• [Work to complete]: Check each line for the string "超出答题区域的答案无效" and give only the count of lines that have it.

* Begin Given records *

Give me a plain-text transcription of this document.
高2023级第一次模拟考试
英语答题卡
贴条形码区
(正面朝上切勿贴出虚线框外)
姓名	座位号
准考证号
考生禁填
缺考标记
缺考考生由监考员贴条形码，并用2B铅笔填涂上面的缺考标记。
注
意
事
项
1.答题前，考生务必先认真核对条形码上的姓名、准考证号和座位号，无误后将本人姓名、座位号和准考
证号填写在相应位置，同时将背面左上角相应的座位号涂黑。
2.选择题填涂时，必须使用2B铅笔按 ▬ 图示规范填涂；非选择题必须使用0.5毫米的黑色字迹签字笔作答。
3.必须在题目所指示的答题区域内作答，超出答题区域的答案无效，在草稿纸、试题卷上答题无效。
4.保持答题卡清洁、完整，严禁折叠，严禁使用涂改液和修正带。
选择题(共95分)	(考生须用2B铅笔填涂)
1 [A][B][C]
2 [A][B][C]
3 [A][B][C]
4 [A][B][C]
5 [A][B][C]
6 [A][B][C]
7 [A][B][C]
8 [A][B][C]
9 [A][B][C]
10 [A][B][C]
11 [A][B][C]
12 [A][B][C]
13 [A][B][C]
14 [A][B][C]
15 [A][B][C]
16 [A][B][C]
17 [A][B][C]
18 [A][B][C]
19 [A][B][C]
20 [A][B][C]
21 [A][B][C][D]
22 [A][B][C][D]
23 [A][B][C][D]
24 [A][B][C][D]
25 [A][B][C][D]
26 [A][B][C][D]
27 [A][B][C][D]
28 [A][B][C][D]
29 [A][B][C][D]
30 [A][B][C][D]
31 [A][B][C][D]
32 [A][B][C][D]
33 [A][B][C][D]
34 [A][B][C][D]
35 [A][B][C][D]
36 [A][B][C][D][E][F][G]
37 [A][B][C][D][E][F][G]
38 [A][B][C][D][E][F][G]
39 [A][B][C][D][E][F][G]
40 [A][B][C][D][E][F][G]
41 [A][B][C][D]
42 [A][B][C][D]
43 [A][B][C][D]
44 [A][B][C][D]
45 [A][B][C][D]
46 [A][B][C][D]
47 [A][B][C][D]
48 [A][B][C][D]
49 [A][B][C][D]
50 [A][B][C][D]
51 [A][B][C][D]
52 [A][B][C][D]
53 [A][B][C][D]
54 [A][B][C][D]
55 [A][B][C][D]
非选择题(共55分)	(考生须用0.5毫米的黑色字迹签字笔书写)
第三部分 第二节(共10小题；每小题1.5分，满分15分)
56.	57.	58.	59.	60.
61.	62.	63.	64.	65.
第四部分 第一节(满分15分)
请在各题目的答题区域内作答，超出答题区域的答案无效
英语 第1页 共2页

* End Given records *

• [Final result]: 2